Records contained in a dataset:
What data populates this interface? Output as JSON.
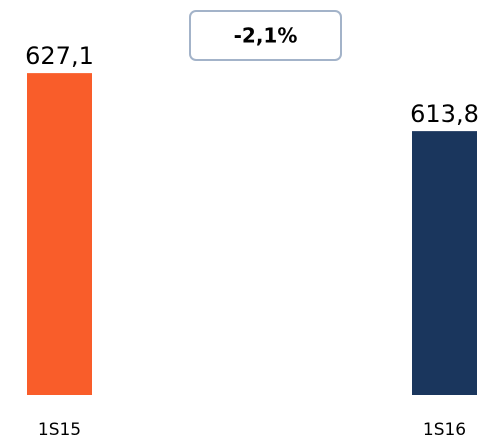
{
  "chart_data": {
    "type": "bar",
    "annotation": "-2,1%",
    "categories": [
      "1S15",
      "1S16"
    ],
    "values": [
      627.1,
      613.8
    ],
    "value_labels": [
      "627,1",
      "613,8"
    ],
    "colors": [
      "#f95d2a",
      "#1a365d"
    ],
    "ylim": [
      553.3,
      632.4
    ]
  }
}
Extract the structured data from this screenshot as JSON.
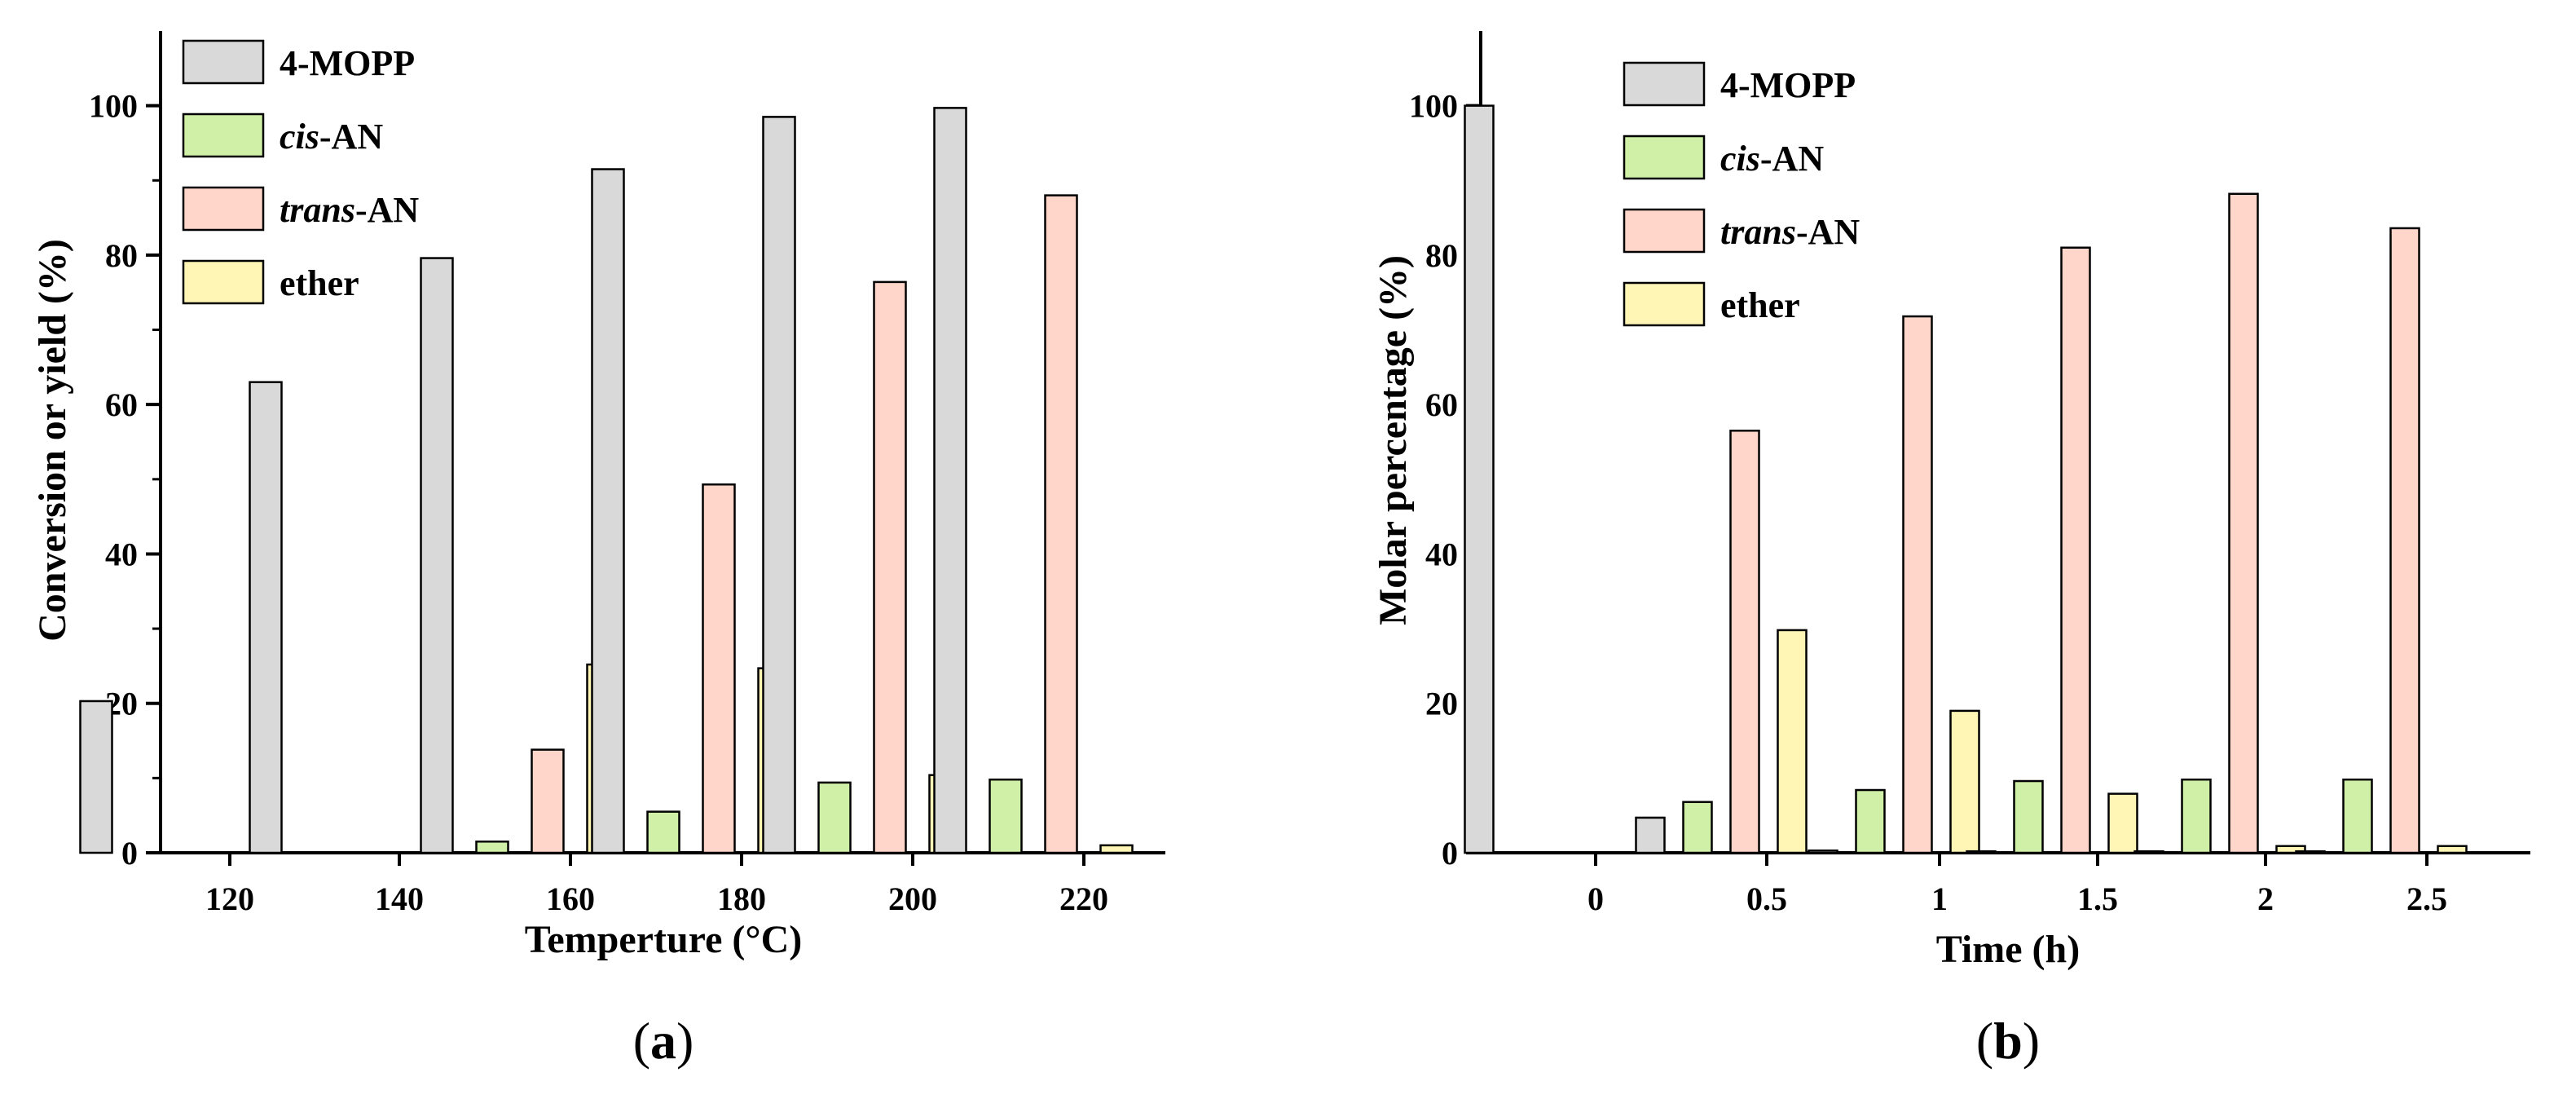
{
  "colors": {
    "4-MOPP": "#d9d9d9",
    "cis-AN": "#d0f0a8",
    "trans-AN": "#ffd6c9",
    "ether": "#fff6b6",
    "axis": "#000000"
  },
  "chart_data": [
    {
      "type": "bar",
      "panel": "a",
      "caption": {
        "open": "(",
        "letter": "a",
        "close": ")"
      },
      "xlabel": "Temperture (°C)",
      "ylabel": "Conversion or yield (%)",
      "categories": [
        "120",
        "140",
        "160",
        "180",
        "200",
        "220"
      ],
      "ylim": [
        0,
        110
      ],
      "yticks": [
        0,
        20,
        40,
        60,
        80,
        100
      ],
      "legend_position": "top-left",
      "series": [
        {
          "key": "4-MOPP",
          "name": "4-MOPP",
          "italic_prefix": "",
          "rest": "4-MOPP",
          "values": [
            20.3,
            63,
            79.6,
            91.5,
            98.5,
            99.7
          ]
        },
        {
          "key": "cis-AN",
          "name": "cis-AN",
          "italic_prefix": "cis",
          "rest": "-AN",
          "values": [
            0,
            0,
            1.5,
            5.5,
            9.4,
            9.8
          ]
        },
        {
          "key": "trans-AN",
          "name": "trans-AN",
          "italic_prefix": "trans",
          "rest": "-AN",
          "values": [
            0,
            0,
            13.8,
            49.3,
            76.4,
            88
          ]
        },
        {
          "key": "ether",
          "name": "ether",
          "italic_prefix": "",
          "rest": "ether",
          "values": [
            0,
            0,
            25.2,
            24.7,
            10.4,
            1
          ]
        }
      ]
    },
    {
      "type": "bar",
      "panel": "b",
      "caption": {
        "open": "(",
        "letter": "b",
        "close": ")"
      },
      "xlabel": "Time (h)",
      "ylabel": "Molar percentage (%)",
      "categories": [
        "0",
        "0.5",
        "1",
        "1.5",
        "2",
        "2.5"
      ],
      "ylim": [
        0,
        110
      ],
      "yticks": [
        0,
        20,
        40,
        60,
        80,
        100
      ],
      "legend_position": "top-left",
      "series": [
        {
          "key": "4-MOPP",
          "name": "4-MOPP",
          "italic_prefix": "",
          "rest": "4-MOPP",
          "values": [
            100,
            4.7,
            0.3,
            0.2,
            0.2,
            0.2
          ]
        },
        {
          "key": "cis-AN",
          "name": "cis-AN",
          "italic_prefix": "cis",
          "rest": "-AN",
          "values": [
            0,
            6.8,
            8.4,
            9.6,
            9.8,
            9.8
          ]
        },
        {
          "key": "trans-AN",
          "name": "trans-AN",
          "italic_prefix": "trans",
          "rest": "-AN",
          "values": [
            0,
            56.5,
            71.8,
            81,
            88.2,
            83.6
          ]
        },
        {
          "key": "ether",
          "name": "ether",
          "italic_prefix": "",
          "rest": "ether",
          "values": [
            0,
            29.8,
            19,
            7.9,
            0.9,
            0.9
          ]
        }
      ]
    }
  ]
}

▶ [EXERCISE]
Reproduce each record above by retyping it exactly; omit all images.

▶ [FINISHED EXERCISE]
What data populates this interface? Output as JSON.
{
  "chart_data": {
    "type": "bar",
    "annotation": "-2,1%",
    "categories": [
      "1S15",
      "1S16"
    ],
    "values": [
      627.1,
      613.8
    ],
    "value_labels": [
      "627,1",
      "613,8"
    ],
    "colors": [
      "#f95d2a",
      "#1a365d"
    ],
    "ylim": [
      553.3,
      632.4
    ]
  }
}
Extract the structured data from this screenshot as JSON.
{
  "colors": {
    "4-MOPP": "#d9d9d9",
    "cis-AN": "#d0f0a8",
    "trans-AN": "#ffd6c9",
    "ether": "#fff6b6",
    "axis": "#000000"
  },
  "chart_data": [
    {
      "type": "bar",
      "panel": "a",
      "caption": {
        "open": "(",
        "letter": "a",
        "close": ")"
      },
      "xlabel": "Temperture (°C)",
      "ylabel": "Conversion or yield (%)",
      "categories": [
        "120",
        "140",
        "160",
        "180",
        "200",
        "220"
      ],
      "ylim": [
        0,
        110
      ],
      "yticks": [
        0,
        20,
        40,
        60,
        80,
        100
      ],
      "legend_position": "top-left",
      "series": [
        {
          "key": "4-MOPP",
          "name": "4-MOPP",
          "italic_prefix": "",
          "rest": "4-MOPP",
          "values": [
            20.3,
            63,
            79.6,
            91.5,
            98.5,
            99.7
          ]
        },
        {
          "key": "cis-AN",
          "name": "cis-AN",
          "italic_prefix": "cis",
          "rest": "-AN",
          "values": [
            0,
            0,
            1.5,
            5.5,
            9.4,
            9.8
          ]
        },
        {
          "key": "trans-AN",
          "name": "trans-AN",
          "italic_prefix": "trans",
          "rest": "-AN",
          "values": [
            0,
            0,
            13.8,
            49.3,
            76.4,
            88
          ]
        },
        {
          "key": "ether",
          "name": "ether",
          "italic_prefix": "",
          "rest": "ether",
          "values": [
            0,
            0,
            25.2,
            24.7,
            10.4,
            1
          ]
        }
      ]
    },
    {
      "type": "bar",
      "panel": "b",
      "caption": {
        "open": "(",
        "letter": "b",
        "close": ")"
      },
      "xlabel": "Time (h)",
      "ylabel": "Molar percentage (%)",
      "categories": [
        "0",
        "0.5",
        "1",
        "1.5",
        "2",
        "2.5"
      ],
      "ylim": [
        0,
        110
      ],
      "yticks": [
        0,
        20,
        40,
        60,
        80,
        100
      ],
      "legend_position": "top-left",
      "series": [
        {
          "key": "4-MOPP",
          "name": "4-MOPP",
          "italic_prefix": "",
          "rest": "4-MOPP",
          "values": [
            100,
            4.7,
            0.3,
            0.2,
            0.2,
            0.2
          ]
        },
        {
          "key": "cis-AN",
          "name": "cis-AN",
          "italic_prefix": "cis",
          "rest": "-AN",
          "values": [
            0,
            6.8,
            8.4,
            9.6,
            9.8,
            9.8
          ]
        },
        {
          "key": "trans-AN",
          "name": "trans-AN",
          "italic_prefix": "trans",
          "rest": "-AN",
          "values": [
            0,
            56.5,
            71.8,
            81,
            88.2,
            83.6
          ]
        },
        {
          "key": "ether",
          "name": "ether",
          "italic_prefix": "",
          "rest": "ether",
          "values": [
            0,
            29.8,
            19,
            7.9,
            0.9,
            0.9
          ]
        }
      ]
    }
  ]
}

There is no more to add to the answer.